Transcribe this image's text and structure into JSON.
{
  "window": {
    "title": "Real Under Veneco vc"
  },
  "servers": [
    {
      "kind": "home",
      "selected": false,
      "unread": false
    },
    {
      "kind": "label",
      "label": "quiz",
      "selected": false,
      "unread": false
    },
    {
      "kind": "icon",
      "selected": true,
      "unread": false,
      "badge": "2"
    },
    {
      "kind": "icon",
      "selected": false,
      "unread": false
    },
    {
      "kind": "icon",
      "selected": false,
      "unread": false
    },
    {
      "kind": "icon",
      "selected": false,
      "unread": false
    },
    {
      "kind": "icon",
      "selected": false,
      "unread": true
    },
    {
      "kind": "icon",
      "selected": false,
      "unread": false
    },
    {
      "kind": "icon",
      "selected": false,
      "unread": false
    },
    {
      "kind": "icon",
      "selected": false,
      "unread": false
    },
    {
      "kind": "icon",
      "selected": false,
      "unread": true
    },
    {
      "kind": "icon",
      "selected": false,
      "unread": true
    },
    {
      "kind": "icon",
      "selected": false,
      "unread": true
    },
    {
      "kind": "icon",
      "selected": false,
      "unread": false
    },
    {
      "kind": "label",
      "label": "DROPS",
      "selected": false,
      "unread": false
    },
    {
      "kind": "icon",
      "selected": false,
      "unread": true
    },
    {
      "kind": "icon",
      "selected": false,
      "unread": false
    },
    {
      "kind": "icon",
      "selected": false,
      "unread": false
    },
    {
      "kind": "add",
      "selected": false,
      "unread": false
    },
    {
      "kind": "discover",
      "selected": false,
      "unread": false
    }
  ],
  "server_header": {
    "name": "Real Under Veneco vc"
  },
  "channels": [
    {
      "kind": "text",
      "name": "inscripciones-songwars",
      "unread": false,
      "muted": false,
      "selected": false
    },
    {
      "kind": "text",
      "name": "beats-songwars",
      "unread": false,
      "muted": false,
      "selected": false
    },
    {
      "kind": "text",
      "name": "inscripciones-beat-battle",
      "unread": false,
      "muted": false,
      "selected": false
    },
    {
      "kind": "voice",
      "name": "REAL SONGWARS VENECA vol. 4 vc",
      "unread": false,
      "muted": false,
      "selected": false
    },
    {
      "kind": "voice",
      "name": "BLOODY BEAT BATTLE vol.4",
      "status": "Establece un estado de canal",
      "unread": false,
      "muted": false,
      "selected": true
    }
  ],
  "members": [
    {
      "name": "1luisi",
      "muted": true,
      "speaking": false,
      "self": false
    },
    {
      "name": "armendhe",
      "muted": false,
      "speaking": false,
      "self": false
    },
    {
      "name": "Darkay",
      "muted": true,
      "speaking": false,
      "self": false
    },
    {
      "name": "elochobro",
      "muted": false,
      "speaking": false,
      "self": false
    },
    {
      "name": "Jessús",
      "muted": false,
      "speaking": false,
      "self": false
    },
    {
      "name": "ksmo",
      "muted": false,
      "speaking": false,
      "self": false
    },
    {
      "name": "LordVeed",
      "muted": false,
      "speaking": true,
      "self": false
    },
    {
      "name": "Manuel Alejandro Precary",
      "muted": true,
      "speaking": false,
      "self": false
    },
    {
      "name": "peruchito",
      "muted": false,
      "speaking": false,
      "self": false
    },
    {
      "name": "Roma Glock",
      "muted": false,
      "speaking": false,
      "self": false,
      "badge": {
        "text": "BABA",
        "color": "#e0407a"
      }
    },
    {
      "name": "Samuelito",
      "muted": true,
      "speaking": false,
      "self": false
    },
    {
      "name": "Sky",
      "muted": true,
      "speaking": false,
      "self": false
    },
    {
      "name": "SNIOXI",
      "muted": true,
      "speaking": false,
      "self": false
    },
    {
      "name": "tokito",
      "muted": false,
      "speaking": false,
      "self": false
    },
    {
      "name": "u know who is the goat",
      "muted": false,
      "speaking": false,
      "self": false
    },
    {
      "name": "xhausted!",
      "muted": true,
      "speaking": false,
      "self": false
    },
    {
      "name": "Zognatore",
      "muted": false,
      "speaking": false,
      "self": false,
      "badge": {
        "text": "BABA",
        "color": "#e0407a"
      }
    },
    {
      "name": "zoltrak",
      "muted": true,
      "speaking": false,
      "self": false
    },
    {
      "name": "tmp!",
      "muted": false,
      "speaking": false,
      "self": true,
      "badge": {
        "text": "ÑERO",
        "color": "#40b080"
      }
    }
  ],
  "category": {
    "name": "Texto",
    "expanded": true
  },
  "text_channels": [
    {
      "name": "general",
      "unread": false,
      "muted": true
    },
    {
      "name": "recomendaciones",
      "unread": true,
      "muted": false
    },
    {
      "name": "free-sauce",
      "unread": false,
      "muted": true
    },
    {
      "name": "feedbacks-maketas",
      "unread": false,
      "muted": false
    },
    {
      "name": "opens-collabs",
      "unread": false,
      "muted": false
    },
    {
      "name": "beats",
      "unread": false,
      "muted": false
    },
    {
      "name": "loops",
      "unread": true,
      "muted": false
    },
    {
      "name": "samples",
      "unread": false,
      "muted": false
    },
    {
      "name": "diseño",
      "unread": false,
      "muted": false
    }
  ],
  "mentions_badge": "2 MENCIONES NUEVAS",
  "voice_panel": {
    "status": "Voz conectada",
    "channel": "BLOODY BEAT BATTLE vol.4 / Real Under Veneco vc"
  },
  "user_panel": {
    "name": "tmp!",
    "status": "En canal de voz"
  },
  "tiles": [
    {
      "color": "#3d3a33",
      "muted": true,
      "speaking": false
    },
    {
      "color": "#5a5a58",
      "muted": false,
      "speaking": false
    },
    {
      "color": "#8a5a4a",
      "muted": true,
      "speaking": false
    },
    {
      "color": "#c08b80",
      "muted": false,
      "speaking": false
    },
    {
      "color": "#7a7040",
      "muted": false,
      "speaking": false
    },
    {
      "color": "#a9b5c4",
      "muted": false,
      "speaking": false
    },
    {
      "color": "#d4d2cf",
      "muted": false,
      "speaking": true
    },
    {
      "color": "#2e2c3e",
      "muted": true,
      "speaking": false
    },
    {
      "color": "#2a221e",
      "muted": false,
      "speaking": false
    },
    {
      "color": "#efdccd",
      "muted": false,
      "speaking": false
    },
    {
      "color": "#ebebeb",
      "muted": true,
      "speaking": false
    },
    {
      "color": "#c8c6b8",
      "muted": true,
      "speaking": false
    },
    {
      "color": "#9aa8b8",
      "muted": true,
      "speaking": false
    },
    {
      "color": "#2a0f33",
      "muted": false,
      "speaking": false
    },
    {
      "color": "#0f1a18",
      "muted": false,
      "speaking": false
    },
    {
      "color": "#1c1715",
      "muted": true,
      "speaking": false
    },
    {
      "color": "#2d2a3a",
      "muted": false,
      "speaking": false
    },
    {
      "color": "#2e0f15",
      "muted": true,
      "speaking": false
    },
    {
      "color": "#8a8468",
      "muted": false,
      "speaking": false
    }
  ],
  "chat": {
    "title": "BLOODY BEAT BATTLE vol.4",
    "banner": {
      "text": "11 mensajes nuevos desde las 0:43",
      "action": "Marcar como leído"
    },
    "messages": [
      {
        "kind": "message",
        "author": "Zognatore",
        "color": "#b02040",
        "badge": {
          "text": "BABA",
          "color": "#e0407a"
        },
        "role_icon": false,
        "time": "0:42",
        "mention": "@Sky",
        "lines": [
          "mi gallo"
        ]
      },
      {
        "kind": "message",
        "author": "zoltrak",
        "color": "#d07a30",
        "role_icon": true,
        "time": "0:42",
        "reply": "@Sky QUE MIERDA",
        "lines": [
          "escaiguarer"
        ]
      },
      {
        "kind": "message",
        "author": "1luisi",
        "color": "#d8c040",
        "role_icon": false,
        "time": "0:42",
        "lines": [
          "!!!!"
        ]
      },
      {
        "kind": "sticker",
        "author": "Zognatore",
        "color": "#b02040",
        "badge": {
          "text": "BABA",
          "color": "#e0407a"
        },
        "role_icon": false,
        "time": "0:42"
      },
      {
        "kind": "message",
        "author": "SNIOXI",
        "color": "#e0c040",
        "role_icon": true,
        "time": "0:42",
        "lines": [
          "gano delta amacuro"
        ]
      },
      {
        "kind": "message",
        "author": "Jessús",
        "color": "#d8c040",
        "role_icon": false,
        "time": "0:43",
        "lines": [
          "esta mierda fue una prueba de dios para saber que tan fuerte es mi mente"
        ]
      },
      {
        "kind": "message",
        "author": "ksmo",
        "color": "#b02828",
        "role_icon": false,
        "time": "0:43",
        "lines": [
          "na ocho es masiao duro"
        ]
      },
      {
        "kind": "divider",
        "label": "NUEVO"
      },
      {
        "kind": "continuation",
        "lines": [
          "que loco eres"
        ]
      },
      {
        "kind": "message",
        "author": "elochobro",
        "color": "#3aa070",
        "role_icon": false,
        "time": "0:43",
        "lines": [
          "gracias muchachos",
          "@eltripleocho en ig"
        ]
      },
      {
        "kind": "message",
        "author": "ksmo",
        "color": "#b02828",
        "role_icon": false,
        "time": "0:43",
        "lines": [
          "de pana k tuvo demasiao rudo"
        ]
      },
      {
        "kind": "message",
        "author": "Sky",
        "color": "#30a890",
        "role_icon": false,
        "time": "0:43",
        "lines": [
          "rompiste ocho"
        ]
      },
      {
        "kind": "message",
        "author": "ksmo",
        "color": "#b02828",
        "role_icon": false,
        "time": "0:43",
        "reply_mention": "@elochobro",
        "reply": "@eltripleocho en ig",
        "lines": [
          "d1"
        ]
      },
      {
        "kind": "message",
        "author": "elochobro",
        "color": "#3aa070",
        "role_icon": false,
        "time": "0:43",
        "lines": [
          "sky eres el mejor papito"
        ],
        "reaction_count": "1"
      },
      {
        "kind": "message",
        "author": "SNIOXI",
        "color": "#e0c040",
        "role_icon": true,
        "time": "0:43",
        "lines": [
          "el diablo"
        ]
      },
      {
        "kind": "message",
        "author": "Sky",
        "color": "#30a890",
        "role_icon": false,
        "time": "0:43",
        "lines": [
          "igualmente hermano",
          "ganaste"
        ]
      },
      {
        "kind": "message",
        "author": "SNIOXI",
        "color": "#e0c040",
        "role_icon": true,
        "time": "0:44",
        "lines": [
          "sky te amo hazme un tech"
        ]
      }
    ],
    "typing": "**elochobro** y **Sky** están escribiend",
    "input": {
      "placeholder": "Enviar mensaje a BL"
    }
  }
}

⁂

**Objective**
Gather each line in the data that holds the string "status".

**Full answer**
      "status": "Establece un estado de canal",
    "status": "Voz conectada",
    "status": "En canal de voz"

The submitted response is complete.